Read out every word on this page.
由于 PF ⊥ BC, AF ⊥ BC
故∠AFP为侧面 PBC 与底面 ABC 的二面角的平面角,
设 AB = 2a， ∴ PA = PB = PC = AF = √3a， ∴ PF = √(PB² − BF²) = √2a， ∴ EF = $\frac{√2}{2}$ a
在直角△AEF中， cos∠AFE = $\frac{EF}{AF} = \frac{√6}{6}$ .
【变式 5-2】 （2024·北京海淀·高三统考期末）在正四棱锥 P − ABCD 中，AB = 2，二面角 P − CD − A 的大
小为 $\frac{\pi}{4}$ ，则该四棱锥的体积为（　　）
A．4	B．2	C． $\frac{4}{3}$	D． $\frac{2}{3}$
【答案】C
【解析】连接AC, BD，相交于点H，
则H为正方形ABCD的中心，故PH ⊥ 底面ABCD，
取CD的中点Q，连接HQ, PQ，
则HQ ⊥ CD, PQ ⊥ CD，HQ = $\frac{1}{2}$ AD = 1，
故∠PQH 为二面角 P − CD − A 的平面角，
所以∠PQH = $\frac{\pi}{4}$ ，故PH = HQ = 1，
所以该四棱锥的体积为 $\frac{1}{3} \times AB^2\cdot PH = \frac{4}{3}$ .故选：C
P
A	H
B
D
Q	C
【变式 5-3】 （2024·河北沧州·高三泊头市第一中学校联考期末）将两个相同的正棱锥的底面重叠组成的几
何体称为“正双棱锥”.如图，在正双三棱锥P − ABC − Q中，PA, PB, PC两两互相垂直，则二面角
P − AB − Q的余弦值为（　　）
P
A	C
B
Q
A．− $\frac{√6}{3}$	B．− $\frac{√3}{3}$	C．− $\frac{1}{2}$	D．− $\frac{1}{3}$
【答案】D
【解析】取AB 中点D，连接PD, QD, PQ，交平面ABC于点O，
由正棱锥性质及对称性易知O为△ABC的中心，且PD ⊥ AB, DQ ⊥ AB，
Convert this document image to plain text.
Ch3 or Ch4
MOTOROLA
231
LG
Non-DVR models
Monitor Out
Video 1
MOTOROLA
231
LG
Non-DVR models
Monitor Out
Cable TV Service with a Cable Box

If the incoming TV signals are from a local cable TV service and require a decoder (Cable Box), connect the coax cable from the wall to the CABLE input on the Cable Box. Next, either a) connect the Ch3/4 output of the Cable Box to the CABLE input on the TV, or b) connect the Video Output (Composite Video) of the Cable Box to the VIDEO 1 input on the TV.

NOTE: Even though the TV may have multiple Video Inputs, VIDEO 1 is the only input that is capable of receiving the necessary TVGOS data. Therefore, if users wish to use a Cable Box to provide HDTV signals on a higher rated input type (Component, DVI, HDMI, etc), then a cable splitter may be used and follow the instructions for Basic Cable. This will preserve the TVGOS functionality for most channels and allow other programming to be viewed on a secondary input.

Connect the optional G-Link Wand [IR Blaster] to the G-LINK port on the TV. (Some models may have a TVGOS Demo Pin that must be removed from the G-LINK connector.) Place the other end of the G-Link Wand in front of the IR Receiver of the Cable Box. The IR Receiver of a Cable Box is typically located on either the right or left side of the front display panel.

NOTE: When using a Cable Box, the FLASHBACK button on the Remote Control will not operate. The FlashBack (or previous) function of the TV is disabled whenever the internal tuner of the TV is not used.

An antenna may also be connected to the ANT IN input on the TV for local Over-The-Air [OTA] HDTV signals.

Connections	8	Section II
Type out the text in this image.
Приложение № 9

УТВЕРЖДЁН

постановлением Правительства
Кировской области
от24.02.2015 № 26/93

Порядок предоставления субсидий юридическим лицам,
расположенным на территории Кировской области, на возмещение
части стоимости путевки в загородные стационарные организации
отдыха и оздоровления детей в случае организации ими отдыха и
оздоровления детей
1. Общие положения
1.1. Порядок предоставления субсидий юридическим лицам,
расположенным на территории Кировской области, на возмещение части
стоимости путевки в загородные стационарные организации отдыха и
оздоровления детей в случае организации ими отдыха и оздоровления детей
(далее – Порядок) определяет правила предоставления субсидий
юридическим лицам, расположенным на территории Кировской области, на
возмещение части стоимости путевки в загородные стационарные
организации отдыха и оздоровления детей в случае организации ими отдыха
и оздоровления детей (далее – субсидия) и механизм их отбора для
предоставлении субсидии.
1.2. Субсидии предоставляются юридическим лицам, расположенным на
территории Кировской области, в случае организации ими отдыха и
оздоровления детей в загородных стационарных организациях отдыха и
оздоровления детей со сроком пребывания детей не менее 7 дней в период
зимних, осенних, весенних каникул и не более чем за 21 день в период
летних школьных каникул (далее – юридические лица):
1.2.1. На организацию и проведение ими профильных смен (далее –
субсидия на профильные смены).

» REQUIREMENTS: Check all the records above and select each line where the string "предоставления" is found.

» RESULT OF THE TASK:
Порядок предоставления субсидий юридическим лицам,
1.1. Порядок предоставления субсидий юридическим лицам,
(далее – Порядок) определяет правила предоставления субсидий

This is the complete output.